## WHAT IS ASKED
Report the count of lines below in which the string "type" occurs; include nothing else.
— BEGIN DATA EXTRACT —
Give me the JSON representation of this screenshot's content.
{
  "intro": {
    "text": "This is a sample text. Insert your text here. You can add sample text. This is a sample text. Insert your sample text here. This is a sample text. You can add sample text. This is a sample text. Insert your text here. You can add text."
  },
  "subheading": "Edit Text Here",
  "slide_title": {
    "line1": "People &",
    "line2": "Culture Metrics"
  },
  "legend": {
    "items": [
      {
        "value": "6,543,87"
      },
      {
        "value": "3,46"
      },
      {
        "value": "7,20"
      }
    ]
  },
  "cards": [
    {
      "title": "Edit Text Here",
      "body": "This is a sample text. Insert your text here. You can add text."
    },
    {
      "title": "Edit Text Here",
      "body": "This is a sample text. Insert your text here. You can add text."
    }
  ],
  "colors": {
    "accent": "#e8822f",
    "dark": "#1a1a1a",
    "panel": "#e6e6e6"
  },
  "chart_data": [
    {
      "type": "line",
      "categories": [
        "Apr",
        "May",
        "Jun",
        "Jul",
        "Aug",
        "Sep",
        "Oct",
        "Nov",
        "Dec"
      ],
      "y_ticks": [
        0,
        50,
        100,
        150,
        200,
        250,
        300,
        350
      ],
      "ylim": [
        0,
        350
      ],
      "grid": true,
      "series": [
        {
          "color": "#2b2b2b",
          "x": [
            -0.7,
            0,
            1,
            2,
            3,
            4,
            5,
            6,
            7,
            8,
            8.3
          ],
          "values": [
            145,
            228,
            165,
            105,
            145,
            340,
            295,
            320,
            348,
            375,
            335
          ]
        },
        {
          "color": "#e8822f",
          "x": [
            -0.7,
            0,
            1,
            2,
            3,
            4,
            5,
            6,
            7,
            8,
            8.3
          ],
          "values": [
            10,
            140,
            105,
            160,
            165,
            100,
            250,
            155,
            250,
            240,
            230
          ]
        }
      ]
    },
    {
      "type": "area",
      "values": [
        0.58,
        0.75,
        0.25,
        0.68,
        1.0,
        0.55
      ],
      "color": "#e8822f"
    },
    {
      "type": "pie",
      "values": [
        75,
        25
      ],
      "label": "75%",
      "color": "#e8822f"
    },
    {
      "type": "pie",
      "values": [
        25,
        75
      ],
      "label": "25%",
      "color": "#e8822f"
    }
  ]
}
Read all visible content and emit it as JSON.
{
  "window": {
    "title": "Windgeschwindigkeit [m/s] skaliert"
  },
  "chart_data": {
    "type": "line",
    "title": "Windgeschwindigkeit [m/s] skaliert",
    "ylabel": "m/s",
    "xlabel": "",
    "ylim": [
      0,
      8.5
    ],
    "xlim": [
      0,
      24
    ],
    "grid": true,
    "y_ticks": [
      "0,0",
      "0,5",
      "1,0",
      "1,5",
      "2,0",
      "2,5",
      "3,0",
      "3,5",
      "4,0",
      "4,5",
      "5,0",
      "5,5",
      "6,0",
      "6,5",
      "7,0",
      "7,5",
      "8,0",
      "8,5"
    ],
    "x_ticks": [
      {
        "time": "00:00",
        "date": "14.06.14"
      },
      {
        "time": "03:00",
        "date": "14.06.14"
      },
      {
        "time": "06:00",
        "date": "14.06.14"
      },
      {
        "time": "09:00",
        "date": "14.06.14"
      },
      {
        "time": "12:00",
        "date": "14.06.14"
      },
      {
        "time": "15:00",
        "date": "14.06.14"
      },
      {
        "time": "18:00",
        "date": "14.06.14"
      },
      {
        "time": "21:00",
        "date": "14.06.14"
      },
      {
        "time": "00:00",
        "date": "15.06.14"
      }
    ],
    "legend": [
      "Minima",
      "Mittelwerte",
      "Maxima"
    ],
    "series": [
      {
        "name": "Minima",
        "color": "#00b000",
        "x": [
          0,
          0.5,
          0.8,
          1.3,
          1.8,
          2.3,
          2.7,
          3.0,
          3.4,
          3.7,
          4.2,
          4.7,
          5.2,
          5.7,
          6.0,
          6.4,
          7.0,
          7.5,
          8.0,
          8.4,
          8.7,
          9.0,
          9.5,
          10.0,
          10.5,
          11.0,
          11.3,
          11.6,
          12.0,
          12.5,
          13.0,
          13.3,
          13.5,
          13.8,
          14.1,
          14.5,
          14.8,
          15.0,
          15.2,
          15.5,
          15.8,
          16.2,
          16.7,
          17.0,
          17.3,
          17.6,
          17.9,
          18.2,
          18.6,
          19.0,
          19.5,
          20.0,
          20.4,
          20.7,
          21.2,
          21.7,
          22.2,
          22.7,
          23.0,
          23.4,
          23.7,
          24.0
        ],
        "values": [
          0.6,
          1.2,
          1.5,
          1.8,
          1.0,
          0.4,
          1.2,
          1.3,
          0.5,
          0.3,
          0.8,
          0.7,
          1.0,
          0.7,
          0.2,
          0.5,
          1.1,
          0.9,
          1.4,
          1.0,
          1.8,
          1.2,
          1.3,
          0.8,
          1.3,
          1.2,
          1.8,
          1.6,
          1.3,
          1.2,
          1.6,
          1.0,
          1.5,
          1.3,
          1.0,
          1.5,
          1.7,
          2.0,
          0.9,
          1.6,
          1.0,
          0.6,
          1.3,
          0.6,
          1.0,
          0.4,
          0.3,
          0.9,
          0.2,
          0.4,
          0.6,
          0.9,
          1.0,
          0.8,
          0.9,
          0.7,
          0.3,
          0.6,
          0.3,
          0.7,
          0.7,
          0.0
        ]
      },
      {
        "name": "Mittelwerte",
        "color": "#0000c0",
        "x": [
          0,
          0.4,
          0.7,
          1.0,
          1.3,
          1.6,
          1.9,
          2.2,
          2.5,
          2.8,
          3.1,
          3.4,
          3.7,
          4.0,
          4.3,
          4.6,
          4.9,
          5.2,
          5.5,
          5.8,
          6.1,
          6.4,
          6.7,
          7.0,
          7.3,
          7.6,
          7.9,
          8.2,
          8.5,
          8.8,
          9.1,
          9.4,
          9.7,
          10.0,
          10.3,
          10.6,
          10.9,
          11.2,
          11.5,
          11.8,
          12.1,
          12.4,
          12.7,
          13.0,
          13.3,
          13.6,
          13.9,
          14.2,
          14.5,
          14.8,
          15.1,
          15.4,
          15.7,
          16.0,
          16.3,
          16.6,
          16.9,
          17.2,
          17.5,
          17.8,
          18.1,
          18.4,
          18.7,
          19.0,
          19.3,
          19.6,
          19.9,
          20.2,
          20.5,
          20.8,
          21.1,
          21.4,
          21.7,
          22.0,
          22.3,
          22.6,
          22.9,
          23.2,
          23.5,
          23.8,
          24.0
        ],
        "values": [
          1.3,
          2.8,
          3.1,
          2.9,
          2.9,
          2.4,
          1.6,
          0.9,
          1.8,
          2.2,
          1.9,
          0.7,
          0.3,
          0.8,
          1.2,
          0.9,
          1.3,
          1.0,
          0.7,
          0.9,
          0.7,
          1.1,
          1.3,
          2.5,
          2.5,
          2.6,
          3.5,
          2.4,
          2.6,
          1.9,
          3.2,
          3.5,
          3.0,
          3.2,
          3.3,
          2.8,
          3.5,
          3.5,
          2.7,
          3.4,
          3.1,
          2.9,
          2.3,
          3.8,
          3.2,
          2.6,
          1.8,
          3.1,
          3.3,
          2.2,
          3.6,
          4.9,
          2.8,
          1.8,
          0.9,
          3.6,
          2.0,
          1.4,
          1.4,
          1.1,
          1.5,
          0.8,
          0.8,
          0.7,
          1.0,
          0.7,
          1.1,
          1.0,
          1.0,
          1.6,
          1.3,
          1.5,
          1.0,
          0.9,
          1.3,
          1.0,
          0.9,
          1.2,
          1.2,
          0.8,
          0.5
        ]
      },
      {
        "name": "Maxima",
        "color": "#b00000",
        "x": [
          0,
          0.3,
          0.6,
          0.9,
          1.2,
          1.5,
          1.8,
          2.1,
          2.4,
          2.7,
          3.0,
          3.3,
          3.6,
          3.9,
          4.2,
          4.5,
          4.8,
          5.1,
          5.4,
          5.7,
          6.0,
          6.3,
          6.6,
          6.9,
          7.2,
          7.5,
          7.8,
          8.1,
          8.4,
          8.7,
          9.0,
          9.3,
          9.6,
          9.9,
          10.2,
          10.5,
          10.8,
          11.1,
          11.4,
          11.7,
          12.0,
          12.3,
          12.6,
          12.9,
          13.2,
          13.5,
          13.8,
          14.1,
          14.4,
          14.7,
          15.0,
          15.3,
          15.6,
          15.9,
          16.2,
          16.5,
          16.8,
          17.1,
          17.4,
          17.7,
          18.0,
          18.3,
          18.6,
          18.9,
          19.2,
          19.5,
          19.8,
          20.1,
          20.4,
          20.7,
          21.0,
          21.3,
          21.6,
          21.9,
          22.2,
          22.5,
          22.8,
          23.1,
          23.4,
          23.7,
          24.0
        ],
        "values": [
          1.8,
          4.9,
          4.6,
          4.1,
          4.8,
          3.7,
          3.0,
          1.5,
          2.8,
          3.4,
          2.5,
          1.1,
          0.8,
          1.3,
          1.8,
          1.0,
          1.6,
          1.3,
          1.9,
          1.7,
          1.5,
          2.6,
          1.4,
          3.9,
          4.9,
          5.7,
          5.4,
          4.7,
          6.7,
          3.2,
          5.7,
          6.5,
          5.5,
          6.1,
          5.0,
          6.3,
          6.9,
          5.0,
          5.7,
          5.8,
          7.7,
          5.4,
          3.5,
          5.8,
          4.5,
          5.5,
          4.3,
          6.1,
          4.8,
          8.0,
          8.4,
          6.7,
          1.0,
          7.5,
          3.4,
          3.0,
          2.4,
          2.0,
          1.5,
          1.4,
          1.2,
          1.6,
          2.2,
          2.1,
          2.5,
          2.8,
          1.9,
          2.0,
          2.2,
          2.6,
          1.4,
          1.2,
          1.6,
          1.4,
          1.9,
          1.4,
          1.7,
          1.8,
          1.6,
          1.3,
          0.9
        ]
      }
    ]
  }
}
— END DATA EXTRACT —
## SOLUTION BELOW
5